+++ DATASET RECORDS

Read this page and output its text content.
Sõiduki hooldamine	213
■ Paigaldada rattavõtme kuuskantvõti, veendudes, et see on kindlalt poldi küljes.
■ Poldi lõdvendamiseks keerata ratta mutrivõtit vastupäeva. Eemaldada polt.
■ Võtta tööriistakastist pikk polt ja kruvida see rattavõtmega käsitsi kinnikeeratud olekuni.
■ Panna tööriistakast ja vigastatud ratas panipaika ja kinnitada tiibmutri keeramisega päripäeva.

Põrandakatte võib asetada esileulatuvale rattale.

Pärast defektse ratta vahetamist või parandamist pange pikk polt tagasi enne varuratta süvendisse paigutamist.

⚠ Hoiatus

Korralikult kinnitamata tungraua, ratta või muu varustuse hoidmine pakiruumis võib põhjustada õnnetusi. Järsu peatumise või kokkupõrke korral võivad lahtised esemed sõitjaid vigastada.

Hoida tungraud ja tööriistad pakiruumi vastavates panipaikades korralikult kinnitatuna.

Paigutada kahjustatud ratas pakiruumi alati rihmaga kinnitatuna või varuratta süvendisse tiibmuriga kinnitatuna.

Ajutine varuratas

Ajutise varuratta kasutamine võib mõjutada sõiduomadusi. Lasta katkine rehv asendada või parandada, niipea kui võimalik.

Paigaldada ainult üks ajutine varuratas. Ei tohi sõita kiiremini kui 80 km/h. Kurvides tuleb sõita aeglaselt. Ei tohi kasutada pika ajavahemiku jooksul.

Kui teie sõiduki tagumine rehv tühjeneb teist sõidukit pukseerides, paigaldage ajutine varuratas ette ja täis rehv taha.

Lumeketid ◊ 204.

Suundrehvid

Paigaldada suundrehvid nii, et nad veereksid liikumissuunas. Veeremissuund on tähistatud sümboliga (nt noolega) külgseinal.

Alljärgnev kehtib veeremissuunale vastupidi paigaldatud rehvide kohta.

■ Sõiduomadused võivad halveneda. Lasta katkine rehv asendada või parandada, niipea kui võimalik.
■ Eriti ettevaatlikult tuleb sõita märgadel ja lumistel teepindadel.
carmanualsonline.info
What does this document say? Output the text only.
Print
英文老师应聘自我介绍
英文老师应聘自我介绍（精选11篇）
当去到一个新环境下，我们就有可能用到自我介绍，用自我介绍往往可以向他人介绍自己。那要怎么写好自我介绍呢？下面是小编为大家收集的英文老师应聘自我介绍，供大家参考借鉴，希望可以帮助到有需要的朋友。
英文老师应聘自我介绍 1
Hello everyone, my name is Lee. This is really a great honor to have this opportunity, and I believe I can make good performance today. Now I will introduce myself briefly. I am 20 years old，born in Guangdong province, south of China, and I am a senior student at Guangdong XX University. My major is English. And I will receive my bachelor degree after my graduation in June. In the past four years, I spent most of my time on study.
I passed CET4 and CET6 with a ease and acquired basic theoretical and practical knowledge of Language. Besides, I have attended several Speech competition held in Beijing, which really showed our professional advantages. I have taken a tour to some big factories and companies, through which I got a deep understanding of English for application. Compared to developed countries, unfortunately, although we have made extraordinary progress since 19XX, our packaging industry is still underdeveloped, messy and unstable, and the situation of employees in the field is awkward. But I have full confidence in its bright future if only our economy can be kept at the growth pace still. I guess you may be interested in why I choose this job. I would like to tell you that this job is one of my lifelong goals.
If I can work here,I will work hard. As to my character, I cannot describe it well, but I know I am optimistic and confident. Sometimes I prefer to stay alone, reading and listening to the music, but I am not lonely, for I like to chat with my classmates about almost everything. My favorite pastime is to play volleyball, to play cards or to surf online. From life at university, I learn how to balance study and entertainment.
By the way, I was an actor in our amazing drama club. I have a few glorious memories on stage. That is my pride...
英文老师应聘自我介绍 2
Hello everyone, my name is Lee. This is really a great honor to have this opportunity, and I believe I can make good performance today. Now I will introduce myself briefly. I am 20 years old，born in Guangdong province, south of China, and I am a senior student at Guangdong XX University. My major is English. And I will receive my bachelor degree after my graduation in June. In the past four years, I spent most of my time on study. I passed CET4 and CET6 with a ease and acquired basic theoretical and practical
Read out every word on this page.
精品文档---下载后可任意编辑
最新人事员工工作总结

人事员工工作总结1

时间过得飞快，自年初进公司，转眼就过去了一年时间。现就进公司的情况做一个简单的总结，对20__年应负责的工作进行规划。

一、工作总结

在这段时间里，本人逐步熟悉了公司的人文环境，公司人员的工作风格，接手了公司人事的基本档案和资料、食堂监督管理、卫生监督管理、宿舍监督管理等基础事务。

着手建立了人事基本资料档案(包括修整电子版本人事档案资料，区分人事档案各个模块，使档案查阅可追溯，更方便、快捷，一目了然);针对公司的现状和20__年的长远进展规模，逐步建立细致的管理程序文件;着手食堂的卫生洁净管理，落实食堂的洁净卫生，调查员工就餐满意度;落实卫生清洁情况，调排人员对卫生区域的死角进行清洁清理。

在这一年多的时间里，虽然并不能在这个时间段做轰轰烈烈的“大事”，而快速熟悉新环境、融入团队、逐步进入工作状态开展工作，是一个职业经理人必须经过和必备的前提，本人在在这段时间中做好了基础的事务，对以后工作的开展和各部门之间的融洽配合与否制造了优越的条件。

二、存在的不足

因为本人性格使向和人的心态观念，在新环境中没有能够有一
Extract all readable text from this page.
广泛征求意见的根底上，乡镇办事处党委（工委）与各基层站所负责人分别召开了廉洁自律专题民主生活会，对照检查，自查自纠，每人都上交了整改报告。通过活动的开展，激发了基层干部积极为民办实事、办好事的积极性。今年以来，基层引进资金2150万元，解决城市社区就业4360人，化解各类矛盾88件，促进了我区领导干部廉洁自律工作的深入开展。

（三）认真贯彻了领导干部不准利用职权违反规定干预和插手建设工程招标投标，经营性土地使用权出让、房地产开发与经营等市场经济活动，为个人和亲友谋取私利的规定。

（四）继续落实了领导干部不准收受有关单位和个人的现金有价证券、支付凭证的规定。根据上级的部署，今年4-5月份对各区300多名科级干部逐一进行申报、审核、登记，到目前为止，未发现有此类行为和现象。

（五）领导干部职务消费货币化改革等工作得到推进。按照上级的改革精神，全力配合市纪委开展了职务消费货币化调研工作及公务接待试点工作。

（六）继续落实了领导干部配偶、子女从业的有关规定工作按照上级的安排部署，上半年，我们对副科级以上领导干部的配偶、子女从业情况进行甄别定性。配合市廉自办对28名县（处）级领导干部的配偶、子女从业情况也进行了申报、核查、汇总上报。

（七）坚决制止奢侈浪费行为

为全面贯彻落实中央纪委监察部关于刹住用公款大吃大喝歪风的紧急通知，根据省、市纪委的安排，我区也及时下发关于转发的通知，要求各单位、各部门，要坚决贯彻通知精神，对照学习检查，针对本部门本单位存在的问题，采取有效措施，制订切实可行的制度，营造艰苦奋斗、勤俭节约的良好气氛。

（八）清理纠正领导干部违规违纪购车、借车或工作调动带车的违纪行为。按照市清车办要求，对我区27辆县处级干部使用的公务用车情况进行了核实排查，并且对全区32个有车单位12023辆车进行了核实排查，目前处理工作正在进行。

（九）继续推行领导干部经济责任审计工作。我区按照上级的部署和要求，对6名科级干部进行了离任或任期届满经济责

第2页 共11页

++++++

▶ [EXERCISE INSTRUCTIONS]
Exact output of every entry is required.

▶ [COMPLETE ANSWER]
Read this page and output its text content.
Sõiduki hooldamine	213
■ Paigaldada rattavõtme kuuskantvõti, veendudes, et see on kindlalt poldi küljes.
■ Poldi lõdvendamiseks keerata ratta mutrivõtit vastupäeva. Eemaldada polt.
■ Võtta tööriistakastist pikk polt ja kruvida see rattavõtmega käsitsi kinnikeeratud olekuni.
■ Panna tööriistakast ja vigastatud ratas panipaika ja kinnitada tiibmutri keeramisega päripäeva.

Põrandakatte võib asetada esileulatuvale rattale.

Pärast defektse ratta vahetamist või parandamist pange pikk polt tagasi enne varuratta süvendisse paigutamist.

⚠ Hoiatus

Korralikult kinnitamata tungraua, ratta või muu varustuse hoidmine pakiruumis võib põhjustada õnnetusi. Järsu peatumise või kokkupõrke korral võivad lahtised esemed sõitjaid vigastada.

Hoida tungraud ja tööriistad pakiruumi vastavates panipaikades korralikult kinnitatuna.

Paigutada kahjustatud ratas pakiruumi alati rihmaga kinnitatuna või varuratta süvendisse tiibmuriga kinnitatuna.

Ajutine varuratas

Ajutise varuratta kasutamine võib mõjutada sõiduomadusi. Lasta katkine rehv asendada või parandada, niipea kui võimalik.

Paigaldada ainult üks ajutine varuratas. Ei tohi sõita kiiremini kui 80 km/h. Kurvides tuleb sõita aeglaselt. Ei tohi kasutada pika ajavahemiku jooksul.

Kui teie sõiduki tagumine rehv tühjeneb teist sõidukit pukseerides, paigaldage ajutine varuratas ette ja täis rehv taha.

Lumeketid ◊ 204.

Suundrehvid

Paigaldada suundrehvid nii, et nad veereksid liikumissuunas. Veeremissuund on tähistatud sümboliga (nt noolega) külgseinal.

Alljärgnev kehtib veeremissuunale vastupidi paigaldatud rehvide kohta.

■ Sõiduomadused võivad halveneda. Lasta katkine rehv asendada või parandada, niipea kui võimalik.
■ Eriti ettevaatlikult tuleb sõita märgadel ja lumistel teepindadel.
carmanualsonline.info
What does this document say? Output the text only.
Print
英文老师应聘自我介绍
英文老师应聘自我介绍（精选11篇）
当去到一个新环境下，我们就有可能用到自我介绍，用自我介绍往往可以向他人介绍自己。那要怎么写好自我介绍呢？下面是小编为大家收集的英文老师应聘自我介绍，供大家参考借鉴，希望可以帮助到有需要的朋友。
英文老师应聘自我介绍 1
Hello everyone, my name is Lee. This is really a great honor to have this opportunity, and I believe I can make good performance today. Now I will introduce myself briefly. I am 20 years old，born in Guangdong province, south of China, and I am a senior student at Guangdong XX University. My major is English. And I will receive my bachelor degree after my graduation in June. In the past four years, I spent most of my time on study.
I passed CET4 and CET6 with a ease and acquired basic theoretical and practical knowledge of Language. Besides, I have attended several Speech competition held in Beijing, which really showed our professional advantages. I have taken a tour to some big factories and companies, through which I got a deep understanding of English for application. Compared to developed countries, unfortunately, although we have made extraordinary progress since 19XX, our packaging industry is still underdeveloped, messy and unstable, and the situation of employees in the field is awkward. But I have full confidence in its bright future if only our economy can be kept at the growth pace still. I guess you may be interested in why I choose this job. I would like to tell you that this job is one of my lifelong goals.
If I can work here,I will work hard. As to my character, I cannot describe it well, but I know I am optimistic and confident. Sometimes I prefer to stay alone, reading and listening to the music, but I am not lonely, for I like to chat with my classmates about almost everything. My favorite pastime is to play volleyball, to play cards or to surf online. From life at university, I learn how to balance study and entertainment.
By the way, I was an actor in our amazing drama club. I have a few glorious memories on stage. That is my pride...
英文老师应聘自我介绍 2
Hello everyone, my name is Lee. This is really a great honor to have this opportunity, and I believe I can make good performance today. Now I will introduce myself briefly. I am 20 years old，born in Guangdong province, south of China, and I am a senior student at Guangdong XX University. My major is English. And I will receive my bachelor degree after my graduation in June. In the past four years, I spent most of my time on study. I passed CET4 and CET6 with a ease and acquired basic theoretical and practical
Read out every word on this page.
精品文档---下载后可任意编辑
最新人事员工工作总结

人事员工工作总结1

时间过得飞快，自年初进公司，转眼就过去了一年时间。现就进公司的情况做一个简单的总结，对20__年应负责的工作进行规划。

一、工作总结

在这段时间里，本人逐步熟悉了公司的人文环境，公司人员的工作风格，接手了公司人事的基本档案和资料、食堂监督管理、卫生监督管理、宿舍监督管理等基础事务。

着手建立了人事基本资料档案(包括修整电子版本人事档案资料，区分人事档案各个模块，使档案查阅可追溯，更方便、快捷，一目了然);针对公司的现状和20__年的长远进展规模，逐步建立细致的管理程序文件;着手食堂的卫生洁净管理，落实食堂的洁净卫生，调查员工就餐满意度;落实卫生清洁情况，调排人员对卫生区域的死角进行清洁清理。

在这一年多的时间里，虽然并不能在这个时间段做轰轰烈烈的“大事”，而快速熟悉新环境、融入团队、逐步进入工作状态开展工作，是一个职业经理人必须经过和必备的前提，本人在在这段时间中做好了基础的事务，对以后工作的开展和各部门之间的融洽配合与否制造了优越的条件。

二、存在的不足

因为本人性格使向和人的心态观念，在新环境中没有能够有一
Extract all readable text from this page.
广泛征求意见的根底上，乡镇办事处党委（工委）与各基层站所负责人分别召开了廉洁自律专题民主生活会，对照检查，自查自纠，每人都上交了整改报告。通过活动的开展，激发了基层干部积极为民办实事、办好事的积极性。今年以来，基层引进资金2150万元，解决城市社区就业4360人，化解各类矛盾88件，促进了我区领导干部廉洁自律工作的深入开展。

（三）认真贯彻了领导干部不准利用职权违反规定干预和插手建设工程招标投标，经营性土地使用权出让、房地产开发与经营等市场经济活动，为个人和亲友谋取私利的规定。

（四）继续落实了领导干部不准收受有关单位和个人的现金有价证券、支付凭证的规定。根据上级的部署，今年4-5月份对各区300多名科级干部逐一进行申报、审核、登记，到目前为止，未发现有此类行为和现象。

（五）领导干部职务消费货币化改革等工作得到推进。按照上级的改革精神，全力配合市纪委开展了职务消费货币化调研工作及公务接待试点工作。

（六）继续落实了领导干部配偶、子女从业的有关规定工作按照上级的安排部署，上半年，我们对副科级以上领导干部的配偶、子女从业情况进行甄别定性。配合市廉自办对28名县（处）级领导干部的配偶、子女从业情况也进行了申报、核查、汇总上报。

（七）坚决制止奢侈浪费行为

为全面贯彻落实中央纪委监察部关于刹住用公款大吃大喝歪风的紧急通知，根据省、市纪委的安排，我区也及时下发关于转发的通知，要求各单位、各部门，要坚决贯彻通知精神，对照学习检查，针对本部门本单位存在的问题，采取有效措施，制订切实可行的制度，营造艰苦奋斗、勤俭节约的良好气氛。

（八）清理纠正领导干部违规违纪购车、借车或工作调动带车的违纪行为。按照市清车办要求，对我区27辆县处级干部使用的公务用车情况进行了核实排查，并且对全区32个有车单位12023辆车进行了核实排查，目前处理工作正在进行。

（九）继续推行领导干部经济责任审计工作。我区按照上级的部署和要求，对6名科级干部进行了离任或任期届满经济责

第2页 共11页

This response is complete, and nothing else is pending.